### PROBLEM
Below are records. Copy every line with "закупок" in it.

:: GIVEN ENTRIES

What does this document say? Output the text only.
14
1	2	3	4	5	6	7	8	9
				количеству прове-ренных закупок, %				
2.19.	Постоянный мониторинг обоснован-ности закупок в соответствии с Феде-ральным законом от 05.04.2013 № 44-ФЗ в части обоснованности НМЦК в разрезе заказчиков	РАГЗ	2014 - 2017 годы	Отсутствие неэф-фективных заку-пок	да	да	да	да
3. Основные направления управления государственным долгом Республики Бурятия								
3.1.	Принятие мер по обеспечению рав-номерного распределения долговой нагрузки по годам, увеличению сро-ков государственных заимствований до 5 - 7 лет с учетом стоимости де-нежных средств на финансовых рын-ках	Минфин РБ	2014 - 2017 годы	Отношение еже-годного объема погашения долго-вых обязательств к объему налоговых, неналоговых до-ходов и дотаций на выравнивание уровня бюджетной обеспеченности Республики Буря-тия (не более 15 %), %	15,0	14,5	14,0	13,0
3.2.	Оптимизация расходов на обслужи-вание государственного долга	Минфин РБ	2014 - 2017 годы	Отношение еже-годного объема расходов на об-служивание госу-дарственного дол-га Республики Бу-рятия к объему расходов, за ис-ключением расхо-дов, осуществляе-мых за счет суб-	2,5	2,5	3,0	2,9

::::

### EXERCISE ANSWER
				количеству прове-ренных закупок, %				
2.19.	Постоянный мониторинг обоснован-ности закупок в соответствии с Феде-ральным законом от 05.04.2013 № 44-ФЗ в части обоснованности НМЦК в разрезе заказчиков	РАГЗ	2014 - 2017 годы	Отсутствие неэф-фективных заку-пок	да	да	да	да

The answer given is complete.